**What is asked:**
Each entry below should be written out exactly as it is, with no pictures.

**Data records:**
((

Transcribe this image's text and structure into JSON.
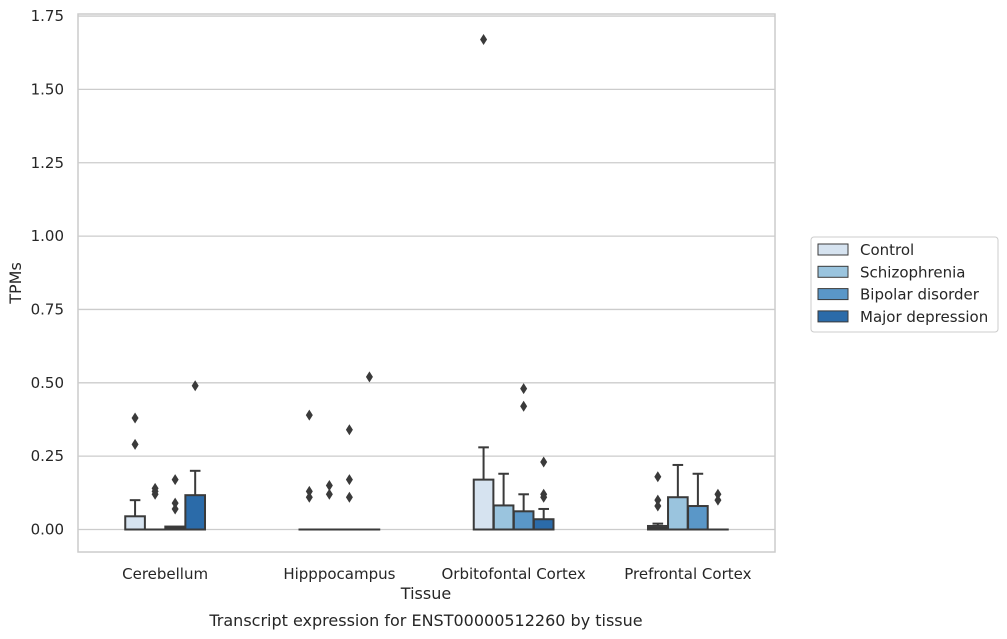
{
  "chart_data": {
    "type": "box",
    "title": "",
    "xlabel": "Tissue",
    "ylabel": "TPMs",
    "caption": "Transcript expression for ENST00000512260 by tissue",
    "categories": [
      "Cerebellum",
      "Hipppocampus",
      "Orbitofontal Cortex",
      "Prefrontal Cortex"
    ],
    "ylim": [
      -0.08,
      1.76
    ],
    "yticks": [
      0.0,
      0.25,
      0.5,
      0.75,
      1.0,
      1.25,
      1.5,
      1.75
    ],
    "ytick_labels": [
      "0.00",
      "0.25",
      "0.50",
      "0.75",
      "1.00",
      "1.25",
      "1.50",
      "1.75"
    ],
    "grid": "horizontal",
    "legend_position": "right",
    "series": [
      {
        "name": "Control",
        "color": "#d6e3f0",
        "boxes": [
          {
            "q1": 0.0,
            "median": 0.0,
            "q3": 0.045,
            "whisker_low": 0.0,
            "whisker_high": 0.1,
            "outliers": [
              0.38,
              0.29
            ]
          },
          {
            "q1": 0.0,
            "median": 0.0,
            "q3": 0.0,
            "whisker_low": 0.0,
            "whisker_high": 0.0,
            "outliers": [
              0.39,
              0.13,
              0.11
            ]
          },
          {
            "q1": 0.0,
            "median": 0.0,
            "q3": 0.17,
            "whisker_low": 0.0,
            "whisker_high": 0.28,
            "outliers": [
              1.67
            ]
          },
          {
            "q1": 0.0,
            "median": 0.005,
            "q3": 0.012,
            "whisker_low": 0.0,
            "whisker_high": 0.02,
            "outliers": [
              0.18,
              0.1,
              0.08
            ]
          }
        ]
      },
      {
        "name": "Schizophrenia",
        "color": "#9ac4de",
        "boxes": [
          {
            "q1": 0.0,
            "median": 0.0,
            "q3": 0.0,
            "whisker_low": 0.0,
            "whisker_high": 0.0,
            "outliers": [
              0.14,
              0.13,
              0.12
            ]
          },
          {
            "q1": 0.0,
            "median": 0.0,
            "q3": 0.0,
            "whisker_low": 0.0,
            "whisker_high": 0.0,
            "outliers": [
              0.15,
              0.12
            ]
          },
          {
            "q1": 0.0,
            "median": 0.0,
            "q3": 0.082,
            "whisker_low": 0.0,
            "whisker_high": 0.19,
            "outliers": []
          },
          {
            "q1": 0.0,
            "median": 0.0,
            "q3": 0.11,
            "whisker_low": 0.0,
            "whisker_high": 0.22,
            "outliers": []
          }
        ]
      },
      {
        "name": "Bipolar disorder",
        "color": "#5a97c8",
        "boxes": [
          {
            "q1": 0.0,
            "median": 0.005,
            "q3": 0.01,
            "whisker_low": 0.0,
            "whisker_high": 0.01,
            "outliers": [
              0.17,
              0.09,
              0.07
            ]
          },
          {
            "q1": 0.0,
            "median": 0.0,
            "q3": 0.0,
            "whisker_low": 0.0,
            "whisker_high": 0.0,
            "outliers": [
              0.34,
              0.17,
              0.11
            ]
          },
          {
            "q1": 0.0,
            "median": 0.0,
            "q3": 0.062,
            "whisker_low": 0.0,
            "whisker_high": 0.12,
            "outliers": [
              0.48,
              0.42
            ]
          },
          {
            "q1": 0.0,
            "median": 0.0,
            "q3": 0.08,
            "whisker_low": 0.0,
            "whisker_high": 0.19,
            "outliers": []
          }
        ]
      },
      {
        "name": "Major depression",
        "color": "#2b6ba9",
        "boxes": [
          {
            "q1": 0.0,
            "median": 0.0,
            "q3": 0.117,
            "whisker_low": 0.0,
            "whisker_high": 0.2,
            "outliers": [
              0.49
            ]
          },
          {
            "q1": 0.0,
            "median": 0.0,
            "q3": 0.0,
            "whisker_low": 0.0,
            "whisker_high": 0.0,
            "outliers": [
              0.52
            ]
          },
          {
            "q1": 0.0,
            "median": 0.0,
            "q3": 0.035,
            "whisker_low": 0.0,
            "whisker_high": 0.07,
            "outliers": [
              0.23,
              0.12,
              0.11
            ]
          },
          {
            "q1": 0.0,
            "median": 0.0,
            "q3": 0.0,
            "whisker_low": 0.0,
            "whisker_high": 0.0,
            "outliers": [
              0.12,
              0.1
            ]
          }
        ]
      }
    ]
  }
}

))

**Answer:**
Transcribe this image's text and structure into JSON.
{
  "chart_data": {
    "type": "box",
    "title": "",
    "xlabel": "Tissue",
    "ylabel": "TPMs",
    "caption": "Transcript expression for ENST00000512260 by tissue",
    "categories": [
      "Cerebellum",
      "Hipppocampus",
      "Orbitofontal Cortex",
      "Prefrontal Cortex"
    ],
    "ylim": [
      -0.08,
      1.76
    ],
    "yticks": [
      0.0,
      0.25,
      0.5,
      0.75,
      1.0,
      1.25,
      1.5,
      1.75
    ],
    "ytick_labels": [
      "0.00",
      "0.25",
      "0.50",
      "0.75",
      "1.00",
      "1.25",
      "1.50",
      "1.75"
    ],
    "grid": "horizontal",
    "legend_position": "right",
    "series": [
      {
        "name": "Control",
        "color": "#d6e3f0",
        "boxes": [
          {
            "q1": 0.0,
            "median": 0.0,
            "q3": 0.045,
            "whisker_low": 0.0,
            "whisker_high": 0.1,
            "outliers": [
              0.38,
              0.29
            ]
          },
          {
            "q1": 0.0,
            "median": 0.0,
            "q3": 0.0,
            "whisker_low": 0.0,
            "whisker_high": 0.0,
            "outliers": [
              0.39,
              0.13,
              0.11
            ]
          },
          {
            "q1": 0.0,
            "median": 0.0,
            "q3": 0.17,
            "whisker_low": 0.0,
            "whisker_high": 0.28,
            "outliers": [
              1.67
            ]
          },
          {
            "q1": 0.0,
            "median": 0.005,
            "q3": 0.012,
            "whisker_low": 0.0,
            "whisker_high": 0.02,
            "outliers": [
              0.18,
              0.1,
              0.08
            ]
          }
        ]
      },
      {
        "name": "Schizophrenia",
        "color": "#9ac4de",
        "boxes": [
          {
            "q1": 0.0,
            "median": 0.0,
            "q3": 0.0,
            "whisker_low": 0.0,
            "whisker_high": 0.0,
            "outliers": [
              0.14,
              0.13,
              0.12
            ]
          },
          {
            "q1": 0.0,
            "median": 0.0,
            "q3": 0.0,
            "whisker_low": 0.0,
            "whisker_high": 0.0,
            "outliers": [
              0.15,
              0.12
            ]
          },
          {
            "q1": 0.0,
            "median": 0.0,
            "q3": 0.082,
            "whisker_low": 0.0,
            "whisker_high": 0.19,
            "outliers": []
          },
          {
            "q1": 0.0,
            "median": 0.0,
            "q3": 0.11,
            "whisker_low": 0.0,
            "whisker_high": 0.22,
            "outliers": []
          }
        ]
      },
      {
        "name": "Bipolar disorder",
        "color": "#5a97c8",
        "boxes": [
          {
            "q1": 0.0,
            "median": 0.005,
            "q3": 0.01,
            "whisker_low": 0.0,
            "whisker_high": 0.01,
            "outliers": [
              0.17,
              0.09,
              0.07
            ]
          },
          {
            "q1": 0.0,
            "median": 0.0,
            "q3": 0.0,
            "whisker_low": 0.0,
            "whisker_high": 0.0,
            "outliers": [
              0.34,
              0.17,
              0.11
            ]
          },
          {
            "q1": 0.0,
            "median": 0.0,
            "q3": 0.062,
            "whisker_low": 0.0,
            "whisker_high": 0.12,
            "outliers": [
              0.48,
              0.42
            ]
          },
          {
            "q1": 0.0,
            "median": 0.0,
            "q3": 0.08,
            "whisker_low": 0.0,
            "whisker_high": 0.19,
            "outliers": []
          }
        ]
      },
      {
        "name": "Major depression",
        "color": "#2b6ba9",
        "boxes": [
          {
            "q1": 0.0,
            "median": 0.0,
            "q3": 0.117,
            "whisker_low": 0.0,
            "whisker_high": 0.2,
            "outliers": [
              0.49
            ]
          },
          {
            "q1": 0.0,
            "median": 0.0,
            "q3": 0.0,
            "whisker_low": 0.0,
            "whisker_high": 0.0,
            "outliers": [
              0.52
            ]
          },
          {
            "q1": 0.0,
            "median": 0.0,
            "q3": 0.035,
            "whisker_low": 0.0,
            "whisker_high": 0.07,
            "outliers": [
              0.23,
              0.12,
              0.11
            ]
          },
          {
            "q1": 0.0,
            "median": 0.0,
            "q3": 0.0,
            "whisker_low": 0.0,
            "whisker_high": 0.0,
            "outliers": [
              0.12,
              0.1
            ]
          }
        ]
      }
    ]
  }
}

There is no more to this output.